## EXERCISE AIM
Go through the entries and transcribe each one exactly, dropping the pictures.

(Records from a data source)
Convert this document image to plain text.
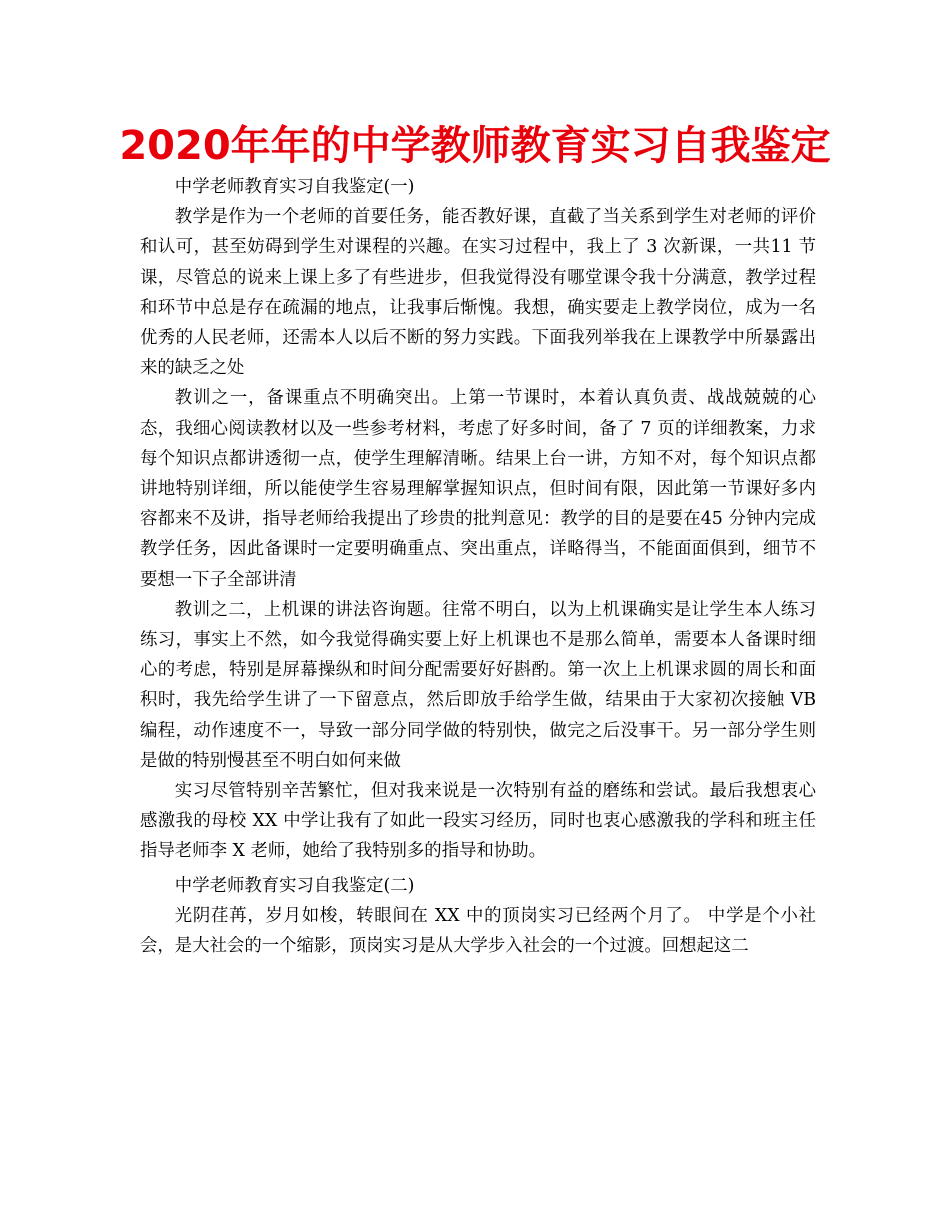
2020年年的中学教师教育实习自我鉴定

中学老师教育实习自我鉴定(一)

教学是作为一个老师的首要任务，能否教好课，直截了当关系到学生对老师的评价和认可，甚至妨碍到学生对课程的兴趣。在实习过程中，我上了 3 次新课，一共11 节课，尽管总的说来上课上多了有些进步，但我觉得没有哪堂课令我十分满意，教学过程和环节中总是存在疏漏的地点，让我事后惭愧。我想，确实要走上教学岗位，成为一名优秀的人民老师，还需本人以后不断的努力实践。下面我列举我在上课教学中所暴露出来的缺乏之处

教训之一，备课重点不明确突出。上第一节课时，本着认真负责、战战兢兢的心态，我细心阅读教材以及一些参考材料，考虑了好多时间，备了 7 页的详细教案，力求每个知识点都讲透彻一点，使学生理解清晰。结果上台一讲，方知不对，每个知识点都讲地特别详细，所以能使学生容易理解掌握知识点，但时间有限，因此第一节课好多内容都来不及讲，指导老师给我提出了珍贵的批判意见：教学的目的是要在45 分钟内完成教学任务，因此备课时一定要明确重点、突出重点，详略得当，不能面面俱到，细节不要想一下子全部讲清

教训之二，上机课的讲法咨询题。往常不明白，以为上机课确实是让学生本人练习练习，事实上不然，如今我觉得确实要上好上机课也不是那么简单，需要本人备课时细心的考虑，特别是屏幕操纵和时间分配需要好好斟酌。第一次上上机课求圆的周长和面积时，我先给学生讲了一下留意点，然后即放手给学生做，结果由于大家初次接触 VB 编程，动作速度不一，导致一部分同学做的特别快，做完之后没事干。另一部分学生则是做的特别慢甚至不明白如何来做

实习尽管特别辛苦繁忙，但对我来说是一次特别有益的磨练和尝试。最后我想衷心感激我的母校 XX 中学让我有了如此一段实习经历，同时也衷心感激我的学科和班主任指导老师李 X 老师，她给了我特别多的指导和协助。

中学老师教育实习自我鉴定(二)

光阴荏苒，岁月如梭，转眼间在 XX 中的顶岗实习已经两个月了。 中学是个小社会，是大社会的一个缩影，顶岗实习是从大学步入社会的一个过渡。回想起这二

## SOLUTION TO THE PROBLEM
Convert this document image to plain text.
2020年年的中学教师教育实习自我鉴定

中学老师教育实习自我鉴定(一)

教学是作为一个老师的首要任务，能否教好课，直截了当关系到学生对老师的评价和认可，甚至妨碍到学生对课程的兴趣。在实习过程中，我上了 3 次新课，一共11 节课，尽管总的说来上课上多了有些进步，但我觉得没有哪堂课令我十分满意，教学过程和环节中总是存在疏漏的地点，让我事后惭愧。我想，确实要走上教学岗位，成为一名优秀的人民老师，还需本人以后不断的努力实践。下面我列举我在上课教学中所暴露出来的缺乏之处

教训之一，备课重点不明确突出。上第一节课时，本着认真负责、战战兢兢的心态，我细心阅读教材以及一些参考材料，考虑了好多时间，备了 7 页的详细教案，力求每个知识点都讲透彻一点，使学生理解清晰。结果上台一讲，方知不对，每个知识点都讲地特别详细，所以能使学生容易理解掌握知识点，但时间有限，因此第一节课好多内容都来不及讲，指导老师给我提出了珍贵的批判意见：教学的目的是要在45 分钟内完成教学任务，因此备课时一定要明确重点、突出重点，详略得当，不能面面俱到，细节不要想一下子全部讲清

教训之二，上机课的讲法咨询题。往常不明白，以为上机课确实是让学生本人练习练习，事实上不然，如今我觉得确实要上好上机课也不是那么简单，需要本人备课时细心的考虑，特别是屏幕操纵和时间分配需要好好斟酌。第一次上上机课求圆的周长和面积时，我先给学生讲了一下留意点，然后即放手给学生做，结果由于大家初次接触 VB 编程，动作速度不一，导致一部分同学做的特别快，做完之后没事干。另一部分学生则是做的特别慢甚至不明白如何来做

实习尽管特别辛苦繁忙，但对我来说是一次特别有益的磨练和尝试。最后我想衷心感激我的母校 XX 中学让我有了如此一段实习经历，同时也衷心感激我的学科和班主任指导老师李 X 老师，她给了我特别多的指导和协助。

中学老师教育实习自我鉴定(二)

光阴荏苒，岁月如梭，转眼间在 XX 中的顶岗实习已经两个月了。 中学是个小社会，是大社会的一个缩影，顶岗实习是从大学步入社会的一个过渡。回想起这二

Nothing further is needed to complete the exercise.